_Set task_:
Exclude images, then output the remaining data verbatim.

_Records shown_:

* * * *

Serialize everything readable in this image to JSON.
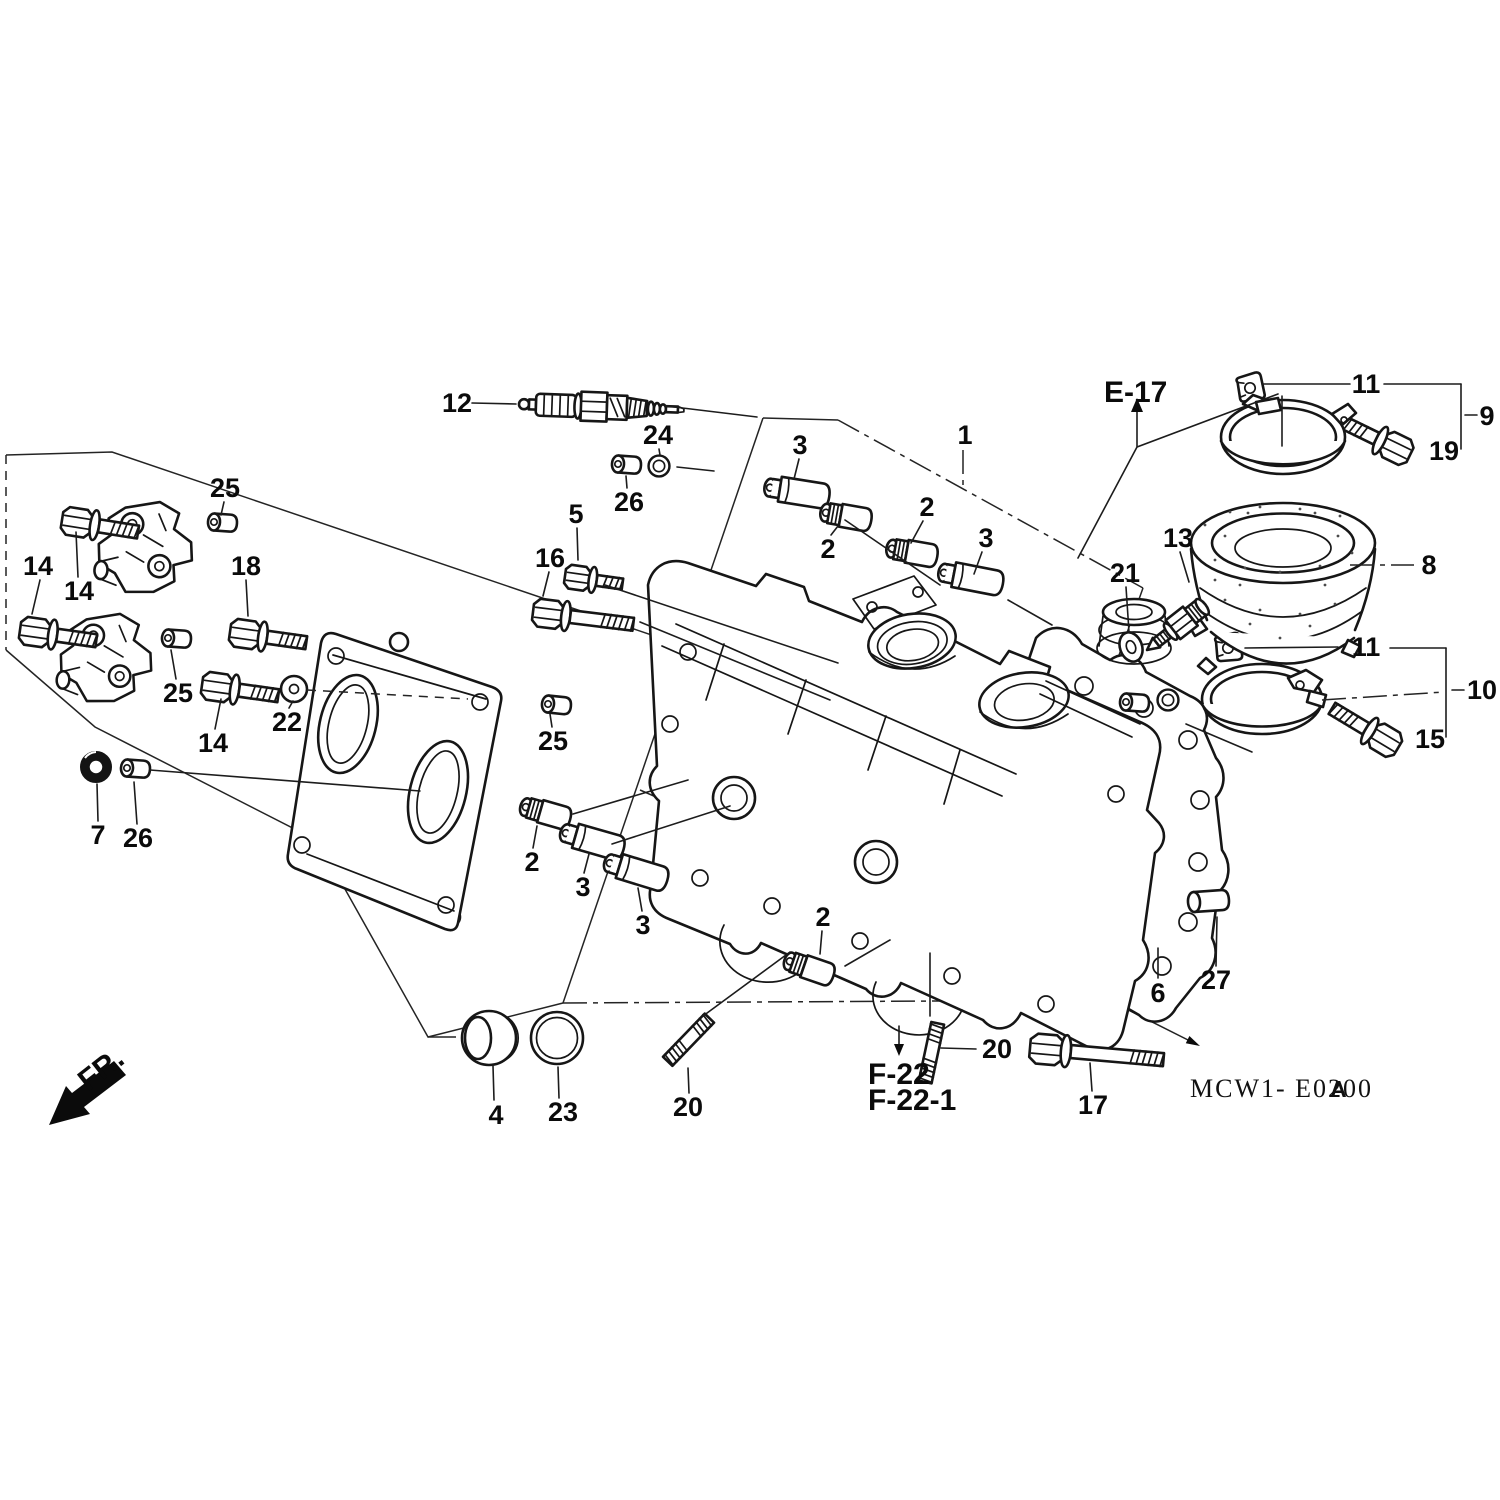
{
  "diagram": {
    "section_ref": "E-17",
    "subsection_ref_1": "F-22",
    "subsection_ref_2": "F-22-1",
    "direction_label": "FR.",
    "code": "MCW1- E0200",
    "code_suffix": "A"
  },
  "callouts": [
    {
      "text": "12",
      "x": 457,
      "y": 403
    },
    {
      "text": "24",
      "x": 658,
      "y": 435
    },
    {
      "text": "26",
      "x": 629,
      "y": 502
    },
    {
      "text": "3",
      "x": 800,
      "y": 445
    },
    {
      "text": "1",
      "x": 965,
      "y": 435
    },
    {
      "text": "2",
      "x": 927,
      "y": 507
    },
    {
      "text": "3",
      "x": 986,
      "y": 538
    },
    {
      "text": "2",
      "x": 828,
      "y": 549
    },
    {
      "text": "5",
      "x": 576,
      "y": 514
    },
    {
      "text": "16",
      "x": 550,
      "y": 558
    },
    {
      "text": "25",
      "x": 225,
      "y": 488
    },
    {
      "text": "14",
      "x": 38,
      "y": 566
    },
    {
      "text": "14",
      "x": 79,
      "y": 591
    },
    {
      "text": "18",
      "x": 246,
      "y": 566
    },
    {
      "text": "25",
      "x": 178,
      "y": 693
    },
    {
      "text": "14",
      "x": 213,
      "y": 743
    },
    {
      "text": "22",
      "x": 287,
      "y": 722
    },
    {
      "text": "25",
      "x": 553,
      "y": 741
    },
    {
      "text": "7",
      "x": 98,
      "y": 835
    },
    {
      "text": "26",
      "x": 138,
      "y": 838
    },
    {
      "text": "2",
      "x": 532,
      "y": 862
    },
    {
      "text": "3",
      "x": 583,
      "y": 887
    },
    {
      "text": "3",
      "x": 643,
      "y": 925
    },
    {
      "text": "2",
      "x": 823,
      "y": 917
    },
    {
      "text": "4",
      "x": 496,
      "y": 1115
    },
    {
      "text": "23",
      "x": 563,
      "y": 1112
    },
    {
      "text": "20",
      "x": 688,
      "y": 1107
    },
    {
      "text": "20",
      "x": 997,
      "y": 1049
    },
    {
      "text": "17",
      "x": 1093,
      "y": 1105
    },
    {
      "text": "6",
      "x": 1158,
      "y": 993
    },
    {
      "text": "27",
      "x": 1216,
      "y": 980
    },
    {
      "text": "13",
      "x": 1178,
      "y": 538
    },
    {
      "text": "21",
      "x": 1125,
      "y": 573
    },
    {
      "text": "8",
      "x": 1429,
      "y": 565
    },
    {
      "text": "9",
      "x": 1487,
      "y": 416
    },
    {
      "text": "19",
      "x": 1444,
      "y": 451
    },
    {
      "text": "11",
      "x": 1366,
      "y": 384
    },
    {
      "text": "11",
      "x": 1366,
      "y": 647
    },
    {
      "text": "10",
      "x": 1482,
      "y": 690
    },
    {
      "text": "15",
      "x": 1430,
      "y": 739
    }
  ]
}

* * * *

_Solution_:
Serialize everything readable in this image to JSON.
{
  "diagram": {
    "section_ref": "E-17",
    "subsection_ref_1": "F-22",
    "subsection_ref_2": "F-22-1",
    "direction_label": "FR.",
    "code": "MCW1- E0200",
    "code_suffix": "A"
  },
  "callouts": [
    {
      "text": "12",
      "x": 457,
      "y": 403
    },
    {
      "text": "24",
      "x": 658,
      "y": 435
    },
    {
      "text": "26",
      "x": 629,
      "y": 502
    },
    {
      "text": "3",
      "x": 800,
      "y": 445
    },
    {
      "text": "1",
      "x": 965,
      "y": 435
    },
    {
      "text": "2",
      "x": 927,
      "y": 507
    },
    {
      "text": "3",
      "x": 986,
      "y": 538
    },
    {
      "text": "2",
      "x": 828,
      "y": 549
    },
    {
      "text": "5",
      "x": 576,
      "y": 514
    },
    {
      "text": "16",
      "x": 550,
      "y": 558
    },
    {
      "text": "25",
      "x": 225,
      "y": 488
    },
    {
      "text": "14",
      "x": 38,
      "y": 566
    },
    {
      "text": "14",
      "x": 79,
      "y": 591
    },
    {
      "text": "18",
      "x": 246,
      "y": 566
    },
    {
      "text": "25",
      "x": 178,
      "y": 693
    },
    {
      "text": "14",
      "x": 213,
      "y": 743
    },
    {
      "text": "22",
      "x": 287,
      "y": 722
    },
    {
      "text": "25",
      "x": 553,
      "y": 741
    },
    {
      "text": "7",
      "x": 98,
      "y": 835
    },
    {
      "text": "26",
      "x": 138,
      "y": 838
    },
    {
      "text": "2",
      "x": 532,
      "y": 862
    },
    {
      "text": "3",
      "x": 583,
      "y": 887
    },
    {
      "text": "3",
      "x": 643,
      "y": 925
    },
    {
      "text": "2",
      "x": 823,
      "y": 917
    },
    {
      "text": "4",
      "x": 496,
      "y": 1115
    },
    {
      "text": "23",
      "x": 563,
      "y": 1112
    },
    {
      "text": "20",
      "x": 688,
      "y": 1107
    },
    {
      "text": "20",
      "x": 997,
      "y": 1049
    },
    {
      "text": "17",
      "x": 1093,
      "y": 1105
    },
    {
      "text": "6",
      "x": 1158,
      "y": 993
    },
    {
      "text": "27",
      "x": 1216,
      "y": 980
    },
    {
      "text": "13",
      "x": 1178,
      "y": 538
    },
    {
      "text": "21",
      "x": 1125,
      "y": 573
    },
    {
      "text": "8",
      "x": 1429,
      "y": 565
    },
    {
      "text": "9",
      "x": 1487,
      "y": 416
    },
    {
      "text": "19",
      "x": 1444,
      "y": 451
    },
    {
      "text": "11",
      "x": 1366,
      "y": 384
    },
    {
      "text": "11",
      "x": 1366,
      "y": 647
    },
    {
      "text": "10",
      "x": 1482,
      "y": 690
    },
    {
      "text": "15",
      "x": 1430,
      "y": 739
    }
  ]
}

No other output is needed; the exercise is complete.